PROVIDED RECORDS ▸
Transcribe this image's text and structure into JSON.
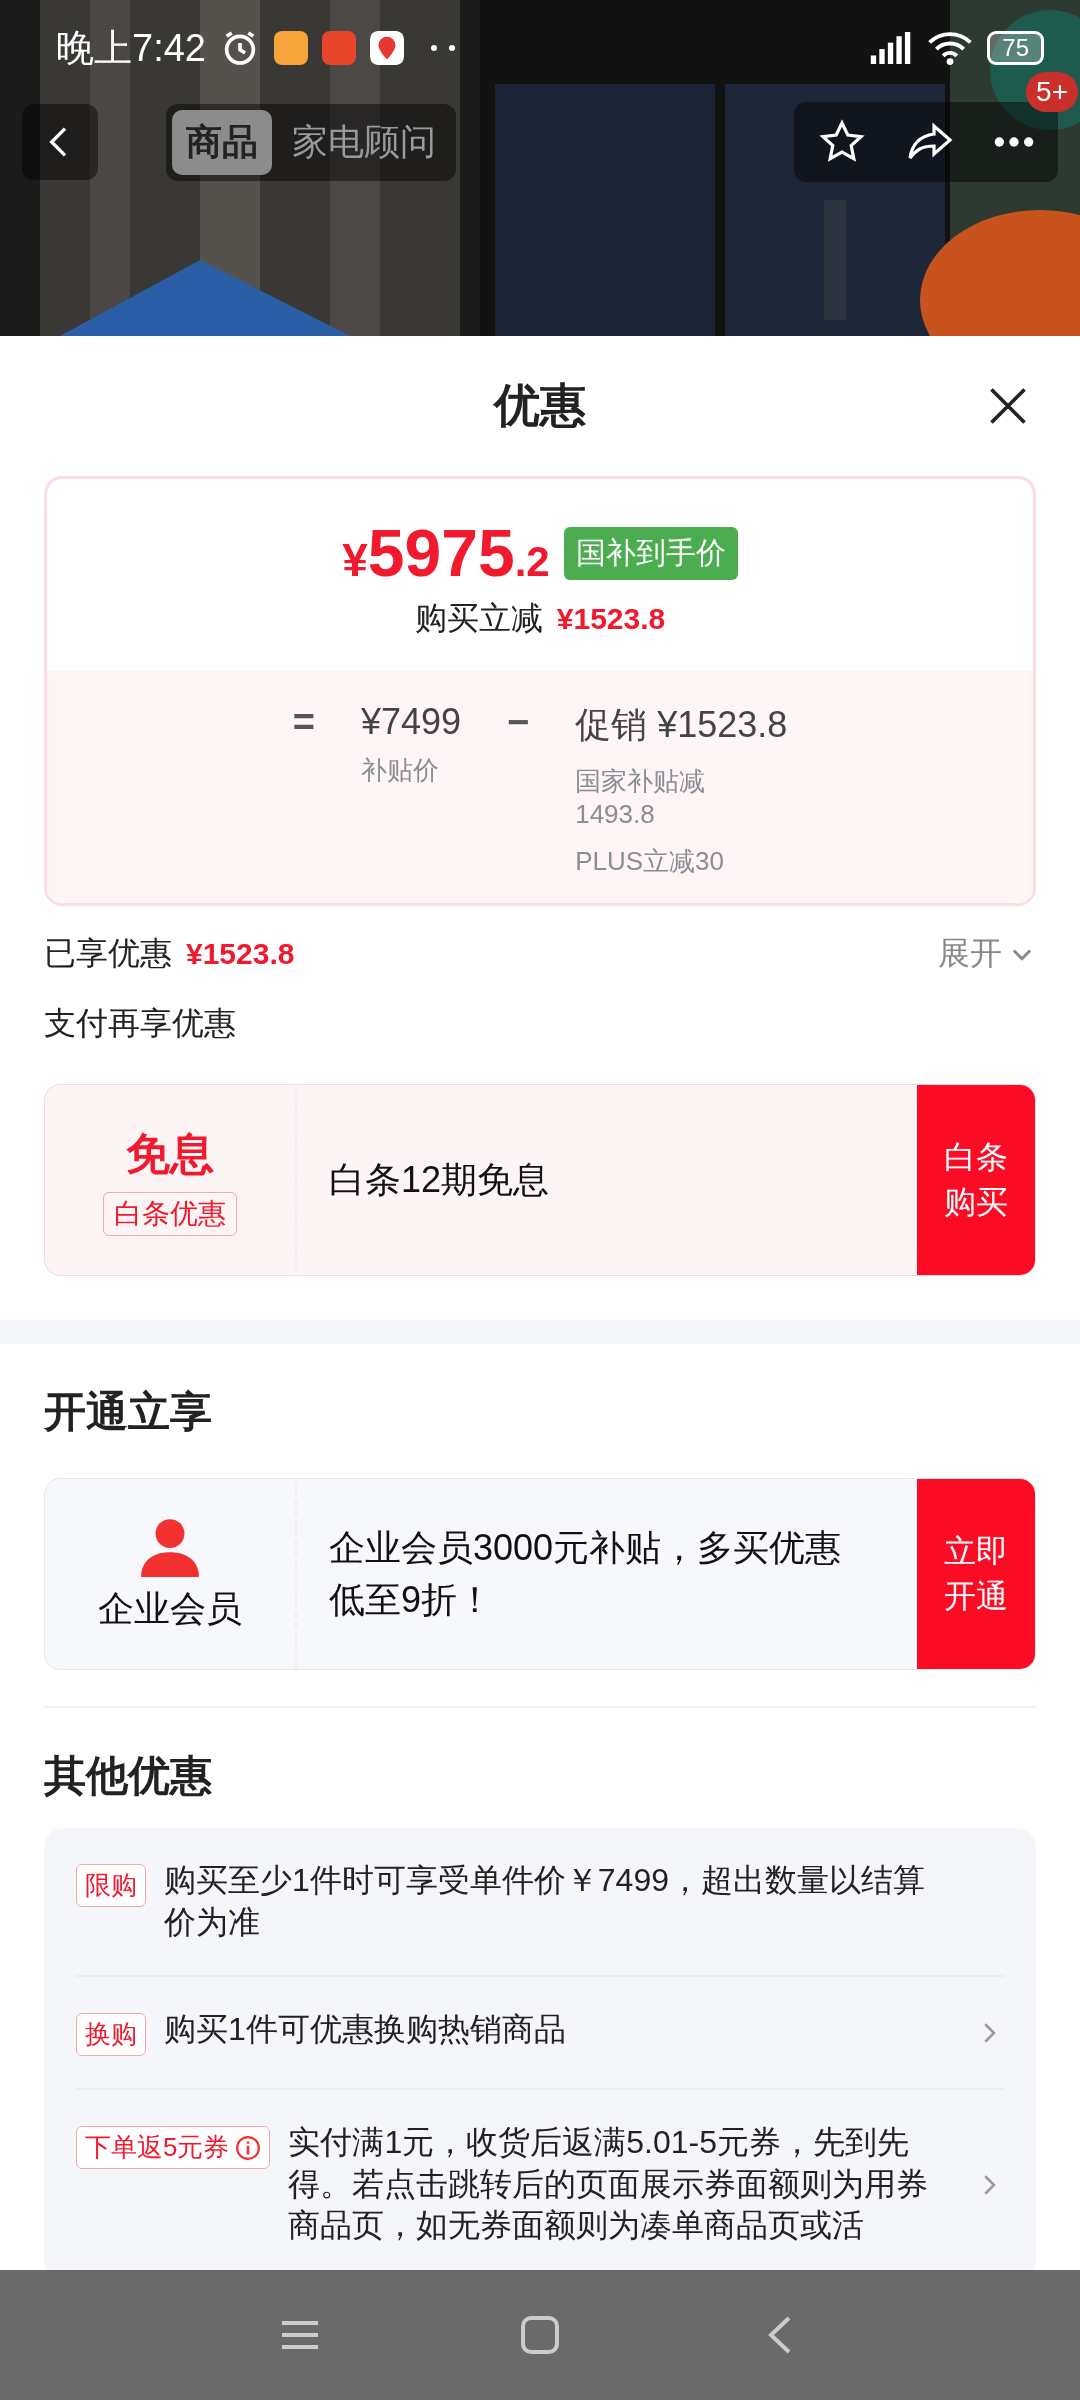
{
  "status_bar": {
    "time": "晚上7:42",
    "battery": "75"
  },
  "top_nav": {
    "tabs": [
      {
        "label": "商品",
        "selected": true
      },
      {
        "label": "家电顾问",
        "selected": false
      }
    ],
    "badge": "5+"
  },
  "sheet": {
    "title": "优惠"
  },
  "price_card": {
    "currency": "¥",
    "price_main": "5975",
    "price_decimal": ".2",
    "price_tag": "国补到手价",
    "savings_label": "购买立减",
    "savings_value": "¥1523.8",
    "equals": "=",
    "base_price": "¥7499",
    "base_label": "补贴价",
    "minus": "−",
    "promo_label": "促销 ¥1523.8",
    "promo_details": [
      "国家补贴减1493.8",
      "PLUS立减30"
    ]
  },
  "enjoyed": {
    "label": "已享优惠",
    "value": "¥1523.8",
    "expand": "展开",
    "expanded": false
  },
  "pay_section": {
    "title": "支付再享优惠",
    "offer": {
      "title": "免息",
      "tag": "白条优惠",
      "text": "白条12期免息",
      "button": "白条购买"
    }
  },
  "open_section": {
    "title": "开通立享",
    "offer": {
      "label": "企业会员",
      "text": "企业会员3000元补贴，多买优惠低至9折！",
      "button": "立即开通"
    }
  },
  "other_section": {
    "title": "其他优惠",
    "items": [
      {
        "tag": "限购",
        "text": "购买至少1件时可享受单件价￥7499，超出数量以结算价为准",
        "info": false,
        "arrow": false
      },
      {
        "tag": "换购",
        "text": "购买1件可优惠换购热销商品",
        "info": false,
        "arrow": true
      },
      {
        "tag": "下单返5元券",
        "text": "实付满1元，收货后返满5.01-5元券，先到先得。若点击跳转后的页面展示券面额则为用券商品页，如无券面额则为凑单商品页或活",
        "info": true,
        "arrow": true
      }
    ]
  }
}
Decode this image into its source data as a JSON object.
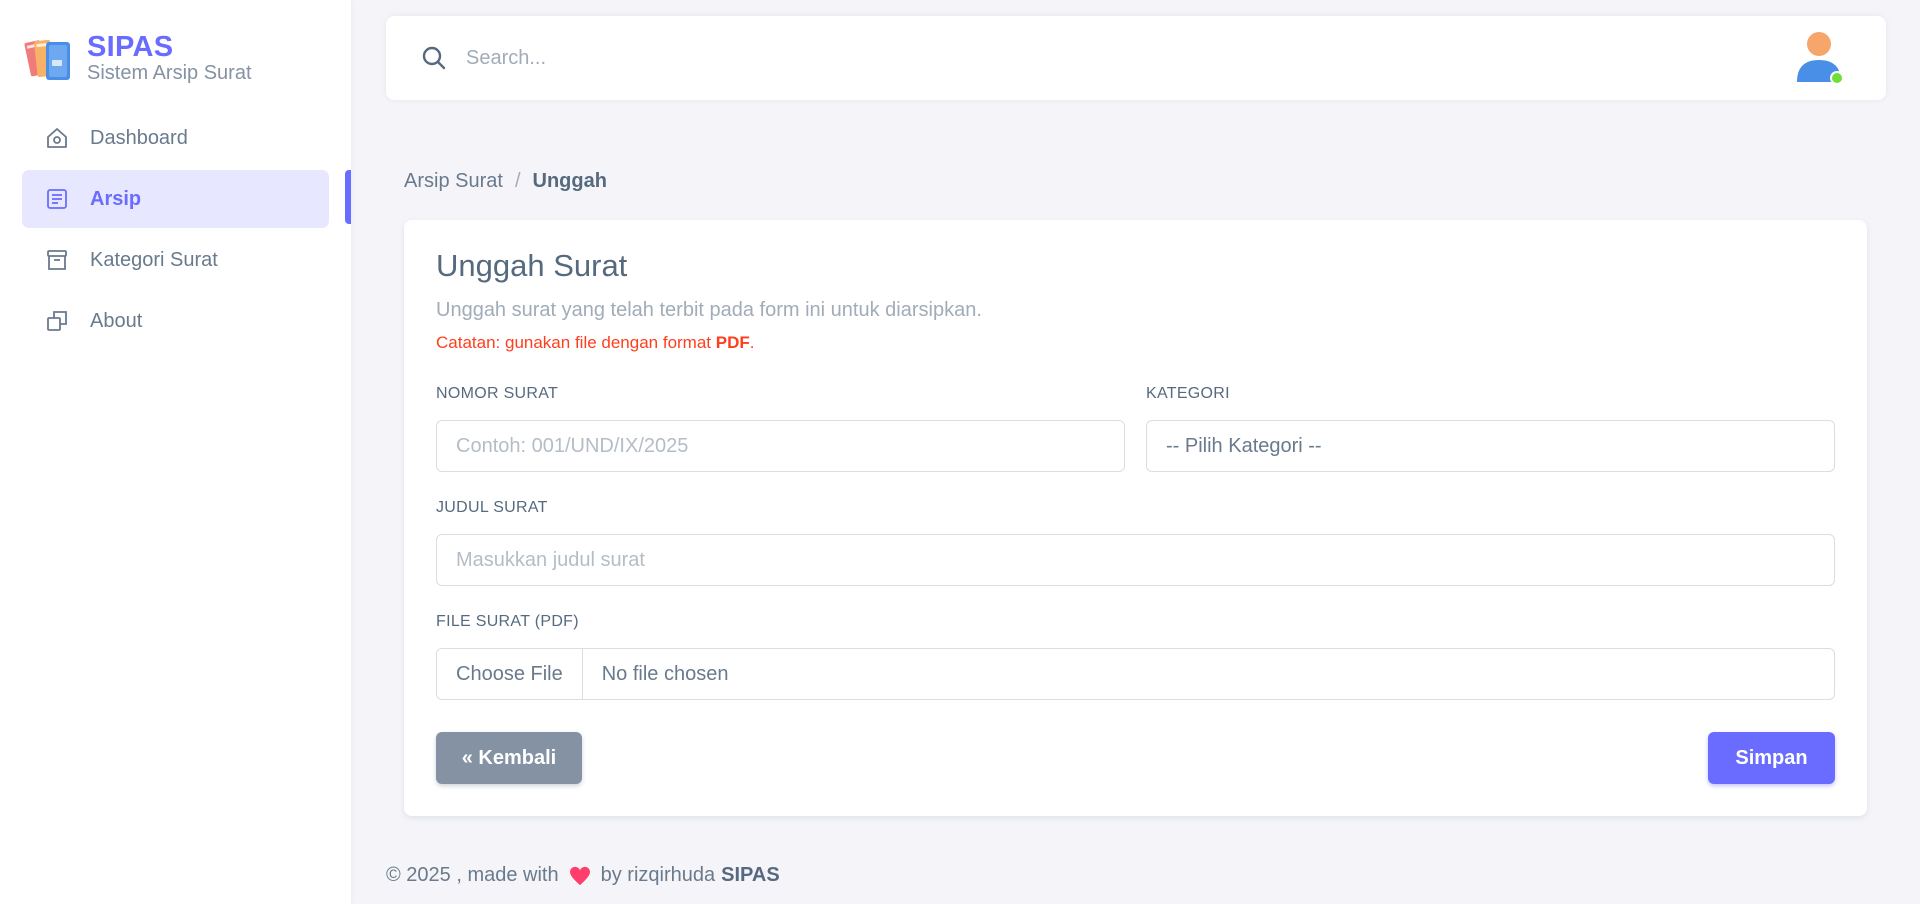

WHAT YOU ARE ASKED TO DO ▸ Transcribe the full listing above exactly, with the images removed.

SOLUTION BELOW ▸
Transcribe this image's text and structure into JSON.
{
  "status_bar": {
    "time": "晚上7:42",
    "battery": "75"
  },
  "top_nav": {
    "tabs": [
      {
        "label": "商品",
        "selected": true
      },
      {
        "label": "家电顾问",
        "selected": false
      }
    ],
    "badge": "5+"
  },
  "sheet": {
    "title": "优惠"
  },
  "price_card": {
    "currency": "¥",
    "price_main": "5975",
    "price_decimal": ".2",
    "price_tag": "国补到手价",
    "savings_label": "购买立减",
    "savings_value": "¥1523.8",
    "equals": "=",
    "base_price": "¥7499",
    "base_label": "补贴价",
    "minus": "−",
    "promo_label": "促销 ¥1523.8",
    "promo_details": [
      "国家补贴减1493.8",
      "PLUS立减30"
    ]
  },
  "enjoyed": {
    "label": "已享优惠",
    "value": "¥1523.8",
    "expand": "展开",
    "expanded": false
  },
  "pay_section": {
    "title": "支付再享优惠",
    "offer": {
      "title": "免息",
      "tag": "白条优惠",
      "text": "白条12期免息",
      "button": "白条购买"
    }
  },
  "open_section": {
    "title": "开通立享",
    "offer": {
      "label": "企业会员",
      "text": "企业会员3000元补贴，多买优惠低至9折！",
      "button": "立即开通"
    }
  },
  "other_section": {
    "title": "其他优惠",
    "items": [
      {
        "tag": "限购",
        "text": "购买至少1件时可享受单件价￥7499，超出数量以结算价为准",
        "info": false,
        "arrow": false
      },
      {
        "tag": "换购",
        "text": "购买1件可优惠换购热销商品",
        "info": false,
        "arrow": true
      },
      {
        "tag": "下单返5元券",
        "text": "实付满1元，收货后返满5.01-5元券，先到先得。若点击跳转后的页面展示券面额则为用券商品页，如无券面额则为凑单商品页或活",
        "info": true,
        "arrow": true
      }
    ]
  }
}
Decode this image into its source data as a JSON object.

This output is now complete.